### [Passage to read]
Fuel poverty is generally caused by three main factors – low income, energy inefficient housing, and fuel costs.
There are two formal definitions banded about for “fuel poverty”, one which would mean we had [in 2019] 1,000 households living in fuel poverty, and another definition that suggests this figure is more like 3,000.
We are now told that currently 53 per cent [5,300] of the households in Shetland are living in fuel poverty – the truth of the matter is we don’t actually know – it’s all a guess.
This figure is based on generalised data collected between 2017 and 2019, and a revised guess of what the effects of Brexit, Covid, the cost of living and energy crisis, and the war in Ukraine may have had.
The suggestion by many is that fuel poverty can be eliminated by addressing ‘energy inefficient homes’ by upgrading insulation – while this will help it will not alleviate the issue.
Households could be living in energy efficient homes, but still live in fuel poverty because they have a low income – obviously upgrading insulation will not help these households.
Upgrading insulation and making a house energy efficient is not the same thing. In addition to upgrading insulation the air tightness of the building, efficiency of the existing heating and hot water systems, and the correct ventilation strategy all have to be considered and addressed.

### [The data]

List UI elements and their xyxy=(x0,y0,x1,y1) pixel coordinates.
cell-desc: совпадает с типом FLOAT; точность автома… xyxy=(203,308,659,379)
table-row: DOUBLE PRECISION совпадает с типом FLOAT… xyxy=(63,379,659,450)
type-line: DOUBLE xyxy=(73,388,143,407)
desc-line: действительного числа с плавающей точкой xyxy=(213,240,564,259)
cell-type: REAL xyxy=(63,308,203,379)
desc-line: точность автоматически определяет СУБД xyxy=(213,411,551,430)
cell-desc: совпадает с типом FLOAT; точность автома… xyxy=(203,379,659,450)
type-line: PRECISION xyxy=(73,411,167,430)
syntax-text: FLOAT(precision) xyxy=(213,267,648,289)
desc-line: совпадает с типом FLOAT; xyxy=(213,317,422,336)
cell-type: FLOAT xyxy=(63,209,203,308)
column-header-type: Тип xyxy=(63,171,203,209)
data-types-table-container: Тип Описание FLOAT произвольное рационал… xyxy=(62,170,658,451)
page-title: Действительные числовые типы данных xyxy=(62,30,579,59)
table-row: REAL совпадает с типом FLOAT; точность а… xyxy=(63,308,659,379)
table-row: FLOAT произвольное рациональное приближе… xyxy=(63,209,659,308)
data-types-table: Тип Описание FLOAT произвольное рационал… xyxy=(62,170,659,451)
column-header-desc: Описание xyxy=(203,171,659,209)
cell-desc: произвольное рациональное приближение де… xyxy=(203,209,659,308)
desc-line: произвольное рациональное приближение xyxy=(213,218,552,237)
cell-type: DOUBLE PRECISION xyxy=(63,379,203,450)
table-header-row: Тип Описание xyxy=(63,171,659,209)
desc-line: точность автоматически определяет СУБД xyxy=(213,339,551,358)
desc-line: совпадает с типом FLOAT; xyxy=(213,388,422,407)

### [Problem requirements]
Extend the piece on fuel poverty in Shetland with a few more sentences, picking up after its final sentence about air tightness, heating systems and ventilation.

### [Response]
Taking a notional estimate (guess) of 5,000 houses that needed to be made energy efficient, along with a conservative average notional estimated (guess) spend on each house of say £15,000 would mean the likely cost £75M.
How long would it take to do the work? – I estimate it could take 20 to 30 years.
Therefore, what are the options?
- Low income – is it realistic to consider that households can increase their income – this is not a quick fix!
- Energy inefficient housing – as demonstrated above – as demonstrated – this is not a quick fix!
- Fuel costs – finding a way of reducing fuel costs – our only hope!
People urgently need help and now – the only realistic “quick fix option” is to find a way of reducing fuel costs.